Output the entries verbatim, including every line.

==*==

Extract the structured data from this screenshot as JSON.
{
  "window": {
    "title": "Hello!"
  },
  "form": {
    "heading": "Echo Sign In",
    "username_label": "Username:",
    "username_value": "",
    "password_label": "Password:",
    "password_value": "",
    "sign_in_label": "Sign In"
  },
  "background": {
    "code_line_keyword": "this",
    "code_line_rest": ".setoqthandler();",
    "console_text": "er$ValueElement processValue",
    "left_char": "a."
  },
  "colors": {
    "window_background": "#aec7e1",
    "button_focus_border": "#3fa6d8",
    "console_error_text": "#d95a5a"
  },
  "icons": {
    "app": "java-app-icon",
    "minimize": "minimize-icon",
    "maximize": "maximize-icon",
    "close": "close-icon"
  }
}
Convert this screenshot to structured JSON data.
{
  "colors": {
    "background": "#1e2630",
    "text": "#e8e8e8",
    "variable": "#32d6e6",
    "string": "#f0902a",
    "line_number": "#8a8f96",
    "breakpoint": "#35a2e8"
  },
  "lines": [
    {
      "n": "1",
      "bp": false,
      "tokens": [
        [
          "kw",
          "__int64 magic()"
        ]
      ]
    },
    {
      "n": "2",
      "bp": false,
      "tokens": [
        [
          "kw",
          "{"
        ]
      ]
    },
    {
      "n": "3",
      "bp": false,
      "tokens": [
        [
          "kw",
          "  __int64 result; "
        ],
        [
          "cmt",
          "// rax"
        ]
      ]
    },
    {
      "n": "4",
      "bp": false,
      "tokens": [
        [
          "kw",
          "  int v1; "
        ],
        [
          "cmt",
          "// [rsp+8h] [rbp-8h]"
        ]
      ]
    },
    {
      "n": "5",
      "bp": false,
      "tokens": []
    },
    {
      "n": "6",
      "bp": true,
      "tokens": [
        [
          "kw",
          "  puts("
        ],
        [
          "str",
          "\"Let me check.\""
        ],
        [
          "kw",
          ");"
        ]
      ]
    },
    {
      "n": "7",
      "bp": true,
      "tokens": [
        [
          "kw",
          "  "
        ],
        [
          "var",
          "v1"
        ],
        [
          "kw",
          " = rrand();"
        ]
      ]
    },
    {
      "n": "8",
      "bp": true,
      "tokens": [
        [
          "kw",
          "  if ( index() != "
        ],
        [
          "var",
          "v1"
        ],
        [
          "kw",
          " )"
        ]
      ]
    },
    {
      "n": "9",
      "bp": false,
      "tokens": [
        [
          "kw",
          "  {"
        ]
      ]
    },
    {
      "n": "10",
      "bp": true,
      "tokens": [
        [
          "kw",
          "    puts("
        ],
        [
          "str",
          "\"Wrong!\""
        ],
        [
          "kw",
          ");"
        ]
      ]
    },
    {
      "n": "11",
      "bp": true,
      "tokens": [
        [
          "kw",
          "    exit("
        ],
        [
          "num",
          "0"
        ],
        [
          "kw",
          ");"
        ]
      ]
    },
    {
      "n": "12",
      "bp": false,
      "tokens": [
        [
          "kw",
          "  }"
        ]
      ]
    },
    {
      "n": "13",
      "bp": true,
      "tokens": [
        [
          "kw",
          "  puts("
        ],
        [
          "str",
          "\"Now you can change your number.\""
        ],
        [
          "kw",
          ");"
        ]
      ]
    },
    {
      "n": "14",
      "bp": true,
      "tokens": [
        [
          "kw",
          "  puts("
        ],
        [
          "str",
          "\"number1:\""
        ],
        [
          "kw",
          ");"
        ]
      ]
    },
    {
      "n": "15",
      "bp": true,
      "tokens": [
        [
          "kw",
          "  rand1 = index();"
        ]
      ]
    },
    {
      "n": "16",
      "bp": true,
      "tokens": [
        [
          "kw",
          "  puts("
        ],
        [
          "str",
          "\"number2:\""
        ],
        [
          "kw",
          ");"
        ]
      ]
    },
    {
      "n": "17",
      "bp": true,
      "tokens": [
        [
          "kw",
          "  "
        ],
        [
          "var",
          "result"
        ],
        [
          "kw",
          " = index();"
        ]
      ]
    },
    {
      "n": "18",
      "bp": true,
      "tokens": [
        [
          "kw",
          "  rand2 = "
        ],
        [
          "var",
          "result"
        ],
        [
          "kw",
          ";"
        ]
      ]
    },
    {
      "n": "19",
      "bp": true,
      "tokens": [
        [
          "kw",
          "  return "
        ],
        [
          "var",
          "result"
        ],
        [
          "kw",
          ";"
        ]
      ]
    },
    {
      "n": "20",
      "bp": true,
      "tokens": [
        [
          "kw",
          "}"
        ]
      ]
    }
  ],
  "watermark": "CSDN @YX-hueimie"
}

==*==

> **Final result**
Extract the structured data from this screenshot as JSON.
{
  "window": {
    "title": "Hello!"
  },
  "form": {
    "heading": "Echo Sign In",
    "username_label": "Username:",
    "username_value": "",
    "password_label": "Password:",
    "password_value": "",
    "sign_in_label": "Sign In"
  },
  "background": {
    "code_line_keyword": "this",
    "code_line_rest": ".setoqthandler();",
    "console_text": "er$ValueElement processValue",
    "left_char": "a."
  },
  "colors": {
    "window_background": "#aec7e1",
    "button_focus_border": "#3fa6d8",
    "console_error_text": "#d95a5a"
  },
  "icons": {
    "app": "java-app-icon",
    "minimize": "minimize-icon",
    "maximize": "maximize-icon",
    "close": "close-icon"
  }
}
Convert this screenshot to structured JSON data.
{
  "colors": {
    "background": "#1e2630",
    "text": "#e8e8e8",
    "variable": "#32d6e6",
    "string": "#f0902a",
    "line_number": "#8a8f96",
    "breakpoint": "#35a2e8"
  },
  "lines": [
    {
      "n": "1",
      "bp": false,
      "tokens": [
        [
          "kw",
          "__int64 magic()"
        ]
      ]
    },
    {
      "n": "2",
      "bp": false,
      "tokens": [
        [
          "kw",
          "{"
        ]
      ]
    },
    {
      "n": "3",
      "bp": false,
      "tokens": [
        [
          "kw",
          "  __int64 result; "
        ],
        [
          "cmt",
          "// rax"
        ]
      ]
    },
    {
      "n": "4",
      "bp": false,
      "tokens": [
        [
          "kw",
          "  int v1; "
        ],
        [
          "cmt",
          "// [rsp+8h] [rbp-8h]"
        ]
      ]
    },
    {
      "n": "5",
      "bp": false,
      "tokens": []
    },
    {
      "n": "6",
      "bp": true,
      "tokens": [
        [
          "kw",
          "  puts("
        ],
        [
          "str",
          "\"Let me check.\""
        ],
        [
          "kw",
          ");"
        ]
      ]
    },
    {
      "n": "7",
      "bp": true,
      "tokens": [
        [
          "kw",
          "  "
        ],
        [
          "var",
          "v1"
        ],
        [
          "kw",
          " = rrand();"
        ]
      ]
    },
    {
      "n": "8",
      "bp": true,
      "tokens": [
        [
          "kw",
          "  if ( index() != "
        ],
        [
          "var",
          "v1"
        ],
        [
          "kw",
          " )"
        ]
      ]
    },
    {
      "n": "9",
      "bp": false,
      "tokens": [
        [
          "kw",
          "  {"
        ]
      ]
    },
    {
      "n": "10",
      "bp": true,
      "tokens": [
        [
          "kw",
          "    puts("
        ],
        [
          "str",
          "\"Wrong!\""
        ],
        [
          "kw",
          ");"
        ]
      ]
    },
    {
      "n": "11",
      "bp": true,
      "tokens": [
        [
          "kw",
          "    exit("
        ],
        [
          "num",
          "0"
        ],
        [
          "kw",
          ");"
        ]
      ]
    },
    {
      "n": "12",
      "bp": false,
      "tokens": [
        [
          "kw",
          "  }"
        ]
      ]
    },
    {
      "n": "13",
      "bp": true,
      "tokens": [
        [
          "kw",
          "  puts("
        ],
        [
          "str",
          "\"Now you can change your number.\""
        ],
        [
          "kw",
          ");"
        ]
      ]
    },
    {
      "n": "14",
      "bp": true,
      "tokens": [
        [
          "kw",
          "  puts("
        ],
        [
          "str",
          "\"number1:\""
        ],
        [
          "kw",
          ");"
        ]
      ]
    },
    {
      "n": "15",
      "bp": true,
      "tokens": [
        [
          "kw",
          "  rand1 = index();"
        ]
      ]
    },
    {
      "n": "16",
      "bp": true,
      "tokens": [
        [
          "kw",
          "  puts("
        ],
        [
          "str",
          "\"number2:\""
        ],
        [
          "kw",
          ");"
        ]
      ]
    },
    {
      "n": "17",
      "bp": true,
      "tokens": [
        [
          "kw",
          "  "
        ],
        [
          "var",
          "result"
        ],
        [
          "kw",
          " = index();"
        ]
      ]
    },
    {
      "n": "18",
      "bp": true,
      "tokens": [
        [
          "kw",
          "  rand2 = "
        ],
        [
          "var",
          "result"
        ],
        [
          "kw",
          ";"
        ]
      ]
    },
    {
      "n": "19",
      "bp": true,
      "tokens": [
        [
          "kw",
          "  return "
        ],
        [
          "var",
          "result"
        ],
        [
          "kw",
          ";"
        ]
      ]
    },
    {
      "n": "20",
      "bp": true,
      "tokens": [
        [
          "kw",
          "}"
        ]
      ]
    }
  ],
  "watermark": "CSDN @YX-hueimie"
}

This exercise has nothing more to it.